┏━━

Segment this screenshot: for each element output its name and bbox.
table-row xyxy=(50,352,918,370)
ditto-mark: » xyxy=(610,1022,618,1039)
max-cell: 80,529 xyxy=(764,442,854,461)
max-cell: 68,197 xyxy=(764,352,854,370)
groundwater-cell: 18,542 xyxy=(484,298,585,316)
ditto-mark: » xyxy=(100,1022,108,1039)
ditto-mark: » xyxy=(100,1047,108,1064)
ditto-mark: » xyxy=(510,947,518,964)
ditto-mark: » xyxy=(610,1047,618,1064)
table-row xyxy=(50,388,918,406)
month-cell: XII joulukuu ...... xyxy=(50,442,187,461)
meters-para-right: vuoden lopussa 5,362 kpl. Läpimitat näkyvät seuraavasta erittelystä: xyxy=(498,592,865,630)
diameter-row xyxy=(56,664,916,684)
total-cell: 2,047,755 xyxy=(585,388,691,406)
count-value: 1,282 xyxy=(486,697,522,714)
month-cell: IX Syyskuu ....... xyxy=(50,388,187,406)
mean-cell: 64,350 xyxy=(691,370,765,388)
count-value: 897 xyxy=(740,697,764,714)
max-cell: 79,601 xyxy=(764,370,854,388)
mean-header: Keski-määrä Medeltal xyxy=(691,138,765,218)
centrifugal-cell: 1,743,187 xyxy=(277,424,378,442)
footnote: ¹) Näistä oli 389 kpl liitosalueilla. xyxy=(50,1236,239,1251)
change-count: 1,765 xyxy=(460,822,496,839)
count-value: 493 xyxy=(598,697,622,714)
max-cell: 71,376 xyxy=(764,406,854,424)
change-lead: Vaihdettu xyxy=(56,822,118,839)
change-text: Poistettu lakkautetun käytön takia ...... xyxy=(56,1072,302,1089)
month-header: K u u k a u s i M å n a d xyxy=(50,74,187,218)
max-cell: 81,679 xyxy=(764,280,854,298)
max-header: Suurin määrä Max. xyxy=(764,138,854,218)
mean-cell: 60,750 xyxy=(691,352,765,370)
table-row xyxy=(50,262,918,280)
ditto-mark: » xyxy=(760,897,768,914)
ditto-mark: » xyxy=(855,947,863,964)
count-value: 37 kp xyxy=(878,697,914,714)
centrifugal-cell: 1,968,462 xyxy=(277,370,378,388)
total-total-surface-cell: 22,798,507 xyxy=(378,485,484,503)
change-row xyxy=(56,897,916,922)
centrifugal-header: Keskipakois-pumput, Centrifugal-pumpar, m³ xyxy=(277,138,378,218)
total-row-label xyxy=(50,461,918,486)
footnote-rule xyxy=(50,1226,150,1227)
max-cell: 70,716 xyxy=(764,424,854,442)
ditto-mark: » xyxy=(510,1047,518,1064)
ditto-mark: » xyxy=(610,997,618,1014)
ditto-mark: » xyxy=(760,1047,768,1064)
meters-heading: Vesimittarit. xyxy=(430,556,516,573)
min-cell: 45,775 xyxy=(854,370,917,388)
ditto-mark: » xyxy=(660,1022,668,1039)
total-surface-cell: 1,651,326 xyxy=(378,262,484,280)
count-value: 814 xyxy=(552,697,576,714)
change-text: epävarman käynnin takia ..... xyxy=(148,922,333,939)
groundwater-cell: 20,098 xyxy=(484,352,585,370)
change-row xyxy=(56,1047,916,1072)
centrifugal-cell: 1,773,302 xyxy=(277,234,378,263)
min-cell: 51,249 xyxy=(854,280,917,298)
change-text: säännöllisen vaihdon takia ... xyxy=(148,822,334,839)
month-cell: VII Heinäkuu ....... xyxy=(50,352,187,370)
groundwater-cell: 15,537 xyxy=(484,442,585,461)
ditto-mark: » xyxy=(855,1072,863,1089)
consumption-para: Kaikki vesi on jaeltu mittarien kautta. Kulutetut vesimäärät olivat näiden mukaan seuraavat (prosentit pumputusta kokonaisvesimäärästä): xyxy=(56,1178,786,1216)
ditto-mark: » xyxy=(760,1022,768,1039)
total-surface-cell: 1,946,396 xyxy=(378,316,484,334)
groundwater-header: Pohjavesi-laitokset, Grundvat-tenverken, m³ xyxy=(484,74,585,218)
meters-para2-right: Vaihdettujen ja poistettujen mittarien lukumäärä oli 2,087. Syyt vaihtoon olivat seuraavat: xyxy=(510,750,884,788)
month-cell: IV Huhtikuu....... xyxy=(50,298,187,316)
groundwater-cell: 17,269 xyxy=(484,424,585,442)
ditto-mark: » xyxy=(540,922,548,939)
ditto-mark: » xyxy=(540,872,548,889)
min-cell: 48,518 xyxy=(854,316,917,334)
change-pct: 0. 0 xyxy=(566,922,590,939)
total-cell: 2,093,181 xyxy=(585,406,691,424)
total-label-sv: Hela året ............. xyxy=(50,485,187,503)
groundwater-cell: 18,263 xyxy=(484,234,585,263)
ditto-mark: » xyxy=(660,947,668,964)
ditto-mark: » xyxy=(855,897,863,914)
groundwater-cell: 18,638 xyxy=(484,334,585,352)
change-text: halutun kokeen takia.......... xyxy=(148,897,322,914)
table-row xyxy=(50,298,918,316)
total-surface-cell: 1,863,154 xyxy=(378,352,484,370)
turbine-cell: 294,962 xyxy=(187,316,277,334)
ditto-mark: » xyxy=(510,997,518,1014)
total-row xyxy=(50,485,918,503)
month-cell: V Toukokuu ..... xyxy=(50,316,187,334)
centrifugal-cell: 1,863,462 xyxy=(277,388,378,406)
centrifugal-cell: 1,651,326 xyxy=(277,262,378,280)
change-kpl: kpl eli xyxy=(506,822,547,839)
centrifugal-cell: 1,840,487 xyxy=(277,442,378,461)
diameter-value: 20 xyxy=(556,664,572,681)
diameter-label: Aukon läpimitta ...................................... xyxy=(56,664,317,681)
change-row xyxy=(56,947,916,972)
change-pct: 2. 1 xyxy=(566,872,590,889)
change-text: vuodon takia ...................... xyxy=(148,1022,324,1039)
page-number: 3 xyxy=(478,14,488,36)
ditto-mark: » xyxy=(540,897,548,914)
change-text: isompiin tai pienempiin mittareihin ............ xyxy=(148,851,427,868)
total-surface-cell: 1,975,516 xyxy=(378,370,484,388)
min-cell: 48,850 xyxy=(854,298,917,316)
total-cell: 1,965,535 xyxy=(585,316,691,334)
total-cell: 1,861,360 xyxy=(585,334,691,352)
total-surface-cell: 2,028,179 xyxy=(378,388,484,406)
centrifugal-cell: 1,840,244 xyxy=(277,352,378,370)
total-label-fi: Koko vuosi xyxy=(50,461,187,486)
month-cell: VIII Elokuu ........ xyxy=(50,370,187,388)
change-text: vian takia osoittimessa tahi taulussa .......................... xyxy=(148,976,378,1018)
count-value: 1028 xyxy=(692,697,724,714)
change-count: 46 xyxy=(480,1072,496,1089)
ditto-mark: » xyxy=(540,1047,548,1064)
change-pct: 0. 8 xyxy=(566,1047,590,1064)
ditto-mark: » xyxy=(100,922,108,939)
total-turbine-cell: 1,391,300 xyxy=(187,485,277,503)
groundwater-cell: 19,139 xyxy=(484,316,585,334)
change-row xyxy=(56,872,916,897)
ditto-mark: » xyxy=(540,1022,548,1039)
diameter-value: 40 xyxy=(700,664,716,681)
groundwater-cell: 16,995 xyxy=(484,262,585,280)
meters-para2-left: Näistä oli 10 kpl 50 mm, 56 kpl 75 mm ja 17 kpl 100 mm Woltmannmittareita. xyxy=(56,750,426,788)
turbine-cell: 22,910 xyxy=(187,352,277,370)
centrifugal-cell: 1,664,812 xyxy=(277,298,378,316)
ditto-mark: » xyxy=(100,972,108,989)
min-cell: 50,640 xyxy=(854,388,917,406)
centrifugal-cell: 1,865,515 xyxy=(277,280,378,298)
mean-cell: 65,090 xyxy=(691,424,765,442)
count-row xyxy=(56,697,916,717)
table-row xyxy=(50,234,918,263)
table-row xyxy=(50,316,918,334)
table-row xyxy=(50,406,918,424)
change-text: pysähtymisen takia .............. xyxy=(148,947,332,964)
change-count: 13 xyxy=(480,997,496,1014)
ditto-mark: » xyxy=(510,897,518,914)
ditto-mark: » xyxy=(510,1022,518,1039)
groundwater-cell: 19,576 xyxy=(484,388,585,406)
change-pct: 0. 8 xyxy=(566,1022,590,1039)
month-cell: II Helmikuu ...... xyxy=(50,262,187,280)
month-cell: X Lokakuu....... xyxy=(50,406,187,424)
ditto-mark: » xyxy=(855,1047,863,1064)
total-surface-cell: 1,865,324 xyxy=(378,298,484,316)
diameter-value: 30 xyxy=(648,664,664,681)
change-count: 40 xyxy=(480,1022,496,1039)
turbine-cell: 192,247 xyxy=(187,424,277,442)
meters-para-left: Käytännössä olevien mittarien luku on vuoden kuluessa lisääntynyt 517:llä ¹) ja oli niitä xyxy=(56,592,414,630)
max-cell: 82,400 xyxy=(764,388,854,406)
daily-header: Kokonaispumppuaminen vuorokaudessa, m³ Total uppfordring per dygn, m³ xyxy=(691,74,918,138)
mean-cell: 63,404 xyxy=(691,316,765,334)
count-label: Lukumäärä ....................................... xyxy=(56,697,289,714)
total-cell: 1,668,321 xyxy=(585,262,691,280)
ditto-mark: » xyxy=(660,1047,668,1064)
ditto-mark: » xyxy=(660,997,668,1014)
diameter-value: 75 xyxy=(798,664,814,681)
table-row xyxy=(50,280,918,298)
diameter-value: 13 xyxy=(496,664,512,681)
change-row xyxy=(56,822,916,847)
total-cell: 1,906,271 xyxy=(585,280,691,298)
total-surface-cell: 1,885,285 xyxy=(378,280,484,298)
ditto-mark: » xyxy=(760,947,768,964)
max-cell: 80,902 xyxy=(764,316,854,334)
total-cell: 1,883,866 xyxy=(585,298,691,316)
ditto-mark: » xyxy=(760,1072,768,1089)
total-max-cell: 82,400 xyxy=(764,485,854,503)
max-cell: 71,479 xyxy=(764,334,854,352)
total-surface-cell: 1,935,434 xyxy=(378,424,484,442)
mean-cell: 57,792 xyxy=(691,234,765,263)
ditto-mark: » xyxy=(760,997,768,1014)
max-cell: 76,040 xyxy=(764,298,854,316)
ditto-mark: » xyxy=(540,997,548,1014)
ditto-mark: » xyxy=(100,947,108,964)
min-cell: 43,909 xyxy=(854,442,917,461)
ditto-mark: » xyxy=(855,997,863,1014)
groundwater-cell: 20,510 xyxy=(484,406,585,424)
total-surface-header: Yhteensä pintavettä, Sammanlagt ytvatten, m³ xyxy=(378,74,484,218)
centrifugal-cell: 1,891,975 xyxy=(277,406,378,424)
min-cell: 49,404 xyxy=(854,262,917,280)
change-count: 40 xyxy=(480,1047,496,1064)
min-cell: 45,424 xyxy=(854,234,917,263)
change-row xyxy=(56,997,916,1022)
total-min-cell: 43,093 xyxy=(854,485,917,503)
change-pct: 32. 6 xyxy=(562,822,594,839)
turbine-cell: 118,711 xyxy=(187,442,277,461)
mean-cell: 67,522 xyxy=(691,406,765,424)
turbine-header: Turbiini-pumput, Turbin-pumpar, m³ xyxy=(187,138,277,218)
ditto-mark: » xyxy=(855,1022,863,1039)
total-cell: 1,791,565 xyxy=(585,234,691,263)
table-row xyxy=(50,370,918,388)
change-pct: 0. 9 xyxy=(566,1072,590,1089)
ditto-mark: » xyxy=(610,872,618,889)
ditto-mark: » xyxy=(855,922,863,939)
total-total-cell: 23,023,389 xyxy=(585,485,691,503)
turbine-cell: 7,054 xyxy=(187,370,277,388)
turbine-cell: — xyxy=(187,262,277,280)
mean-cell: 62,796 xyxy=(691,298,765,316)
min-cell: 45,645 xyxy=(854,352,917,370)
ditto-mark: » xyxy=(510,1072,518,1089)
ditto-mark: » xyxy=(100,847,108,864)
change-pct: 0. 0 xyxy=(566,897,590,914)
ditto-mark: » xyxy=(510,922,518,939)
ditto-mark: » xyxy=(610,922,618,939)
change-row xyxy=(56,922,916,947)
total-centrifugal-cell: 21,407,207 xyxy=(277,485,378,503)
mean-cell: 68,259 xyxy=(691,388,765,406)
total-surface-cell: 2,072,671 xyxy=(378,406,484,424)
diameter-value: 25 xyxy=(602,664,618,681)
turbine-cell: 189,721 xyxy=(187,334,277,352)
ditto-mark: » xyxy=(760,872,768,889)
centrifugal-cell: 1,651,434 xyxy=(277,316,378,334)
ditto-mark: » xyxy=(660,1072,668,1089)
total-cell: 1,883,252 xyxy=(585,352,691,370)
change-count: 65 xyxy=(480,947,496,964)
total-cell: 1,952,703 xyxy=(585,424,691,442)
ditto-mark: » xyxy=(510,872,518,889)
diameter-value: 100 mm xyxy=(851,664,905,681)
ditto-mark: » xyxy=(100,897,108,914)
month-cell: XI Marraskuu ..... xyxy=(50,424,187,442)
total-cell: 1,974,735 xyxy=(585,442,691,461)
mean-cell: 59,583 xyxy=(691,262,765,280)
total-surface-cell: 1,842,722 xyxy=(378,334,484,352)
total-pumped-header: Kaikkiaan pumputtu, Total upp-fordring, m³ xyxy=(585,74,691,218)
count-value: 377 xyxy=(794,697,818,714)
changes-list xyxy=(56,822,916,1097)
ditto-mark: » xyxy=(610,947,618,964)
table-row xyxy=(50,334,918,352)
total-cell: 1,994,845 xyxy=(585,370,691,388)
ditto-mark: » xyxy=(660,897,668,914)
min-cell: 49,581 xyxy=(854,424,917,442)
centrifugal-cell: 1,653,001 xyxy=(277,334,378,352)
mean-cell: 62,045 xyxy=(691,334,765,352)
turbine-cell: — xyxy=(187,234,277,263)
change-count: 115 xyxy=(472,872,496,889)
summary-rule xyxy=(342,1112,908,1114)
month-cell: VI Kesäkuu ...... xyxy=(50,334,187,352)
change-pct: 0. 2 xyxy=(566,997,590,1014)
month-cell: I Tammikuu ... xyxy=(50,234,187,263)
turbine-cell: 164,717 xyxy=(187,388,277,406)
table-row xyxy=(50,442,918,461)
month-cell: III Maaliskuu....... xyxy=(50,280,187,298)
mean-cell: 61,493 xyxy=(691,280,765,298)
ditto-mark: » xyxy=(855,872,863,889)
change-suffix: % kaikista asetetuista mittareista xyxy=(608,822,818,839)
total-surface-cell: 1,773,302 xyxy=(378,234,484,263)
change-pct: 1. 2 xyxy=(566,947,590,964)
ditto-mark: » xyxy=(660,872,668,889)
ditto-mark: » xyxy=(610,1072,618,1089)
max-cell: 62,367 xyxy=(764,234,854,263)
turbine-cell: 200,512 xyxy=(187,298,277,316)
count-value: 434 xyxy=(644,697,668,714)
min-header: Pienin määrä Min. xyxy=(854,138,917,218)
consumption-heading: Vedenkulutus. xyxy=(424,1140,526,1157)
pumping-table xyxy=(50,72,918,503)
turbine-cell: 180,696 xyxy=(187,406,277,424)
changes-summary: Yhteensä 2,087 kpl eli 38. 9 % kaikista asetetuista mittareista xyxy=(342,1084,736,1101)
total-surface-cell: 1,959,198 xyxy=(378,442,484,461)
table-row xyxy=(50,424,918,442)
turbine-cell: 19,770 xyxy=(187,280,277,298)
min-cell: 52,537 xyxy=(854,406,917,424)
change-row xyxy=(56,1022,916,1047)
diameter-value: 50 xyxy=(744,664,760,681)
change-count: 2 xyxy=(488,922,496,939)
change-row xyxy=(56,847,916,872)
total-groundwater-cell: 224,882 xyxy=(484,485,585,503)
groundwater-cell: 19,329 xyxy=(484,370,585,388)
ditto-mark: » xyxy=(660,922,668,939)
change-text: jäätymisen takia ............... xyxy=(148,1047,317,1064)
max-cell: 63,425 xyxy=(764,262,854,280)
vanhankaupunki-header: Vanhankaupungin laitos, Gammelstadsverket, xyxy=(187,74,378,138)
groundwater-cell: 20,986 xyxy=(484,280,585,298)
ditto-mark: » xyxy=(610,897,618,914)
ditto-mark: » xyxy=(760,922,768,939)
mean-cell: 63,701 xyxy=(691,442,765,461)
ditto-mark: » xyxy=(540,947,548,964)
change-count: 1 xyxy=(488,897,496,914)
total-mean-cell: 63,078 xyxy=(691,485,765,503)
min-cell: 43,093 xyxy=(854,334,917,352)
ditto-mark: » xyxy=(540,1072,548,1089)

┗━━

EXERCISE DIRECTIONS:
Rewrite the rows starting at the beginning of the rows and ending at the line that contains "count-value: 1,282 xyxy=(486,697,522,714)", with every "ditto-mark" changed to "repeat-mark" and nothing else altered.

RESULT FOR THIS TASK:
Segment this screenshot: for each element output its name and bbox.
table-row xyxy=(50,352,918,370)
repeat-mark: » xyxy=(610,1022,618,1039)
max-cell: 80,529 xyxy=(764,442,854,461)
max-cell: 68,197 xyxy=(764,352,854,370)
groundwater-cell: 18,542 xyxy=(484,298,585,316)
repeat-mark: » xyxy=(100,1022,108,1039)
repeat-mark: » xyxy=(100,1047,108,1064)
repeat-mark: » xyxy=(510,947,518,964)
repeat-mark: » xyxy=(610,1047,618,1064)
table-row xyxy=(50,388,918,406)
month-cell: XII joulukuu ...... xyxy=(50,442,187,461)
meters-para-right: vuoden lopussa 5,362 kpl. Läpimitat näkyvät seuraavasta erittelystä: xyxy=(498,592,865,630)
diameter-row xyxy=(56,664,916,684)
total-cell: 2,047,755 xyxy=(585,388,691,406)
count-value: 1,282 xyxy=(486,697,522,714)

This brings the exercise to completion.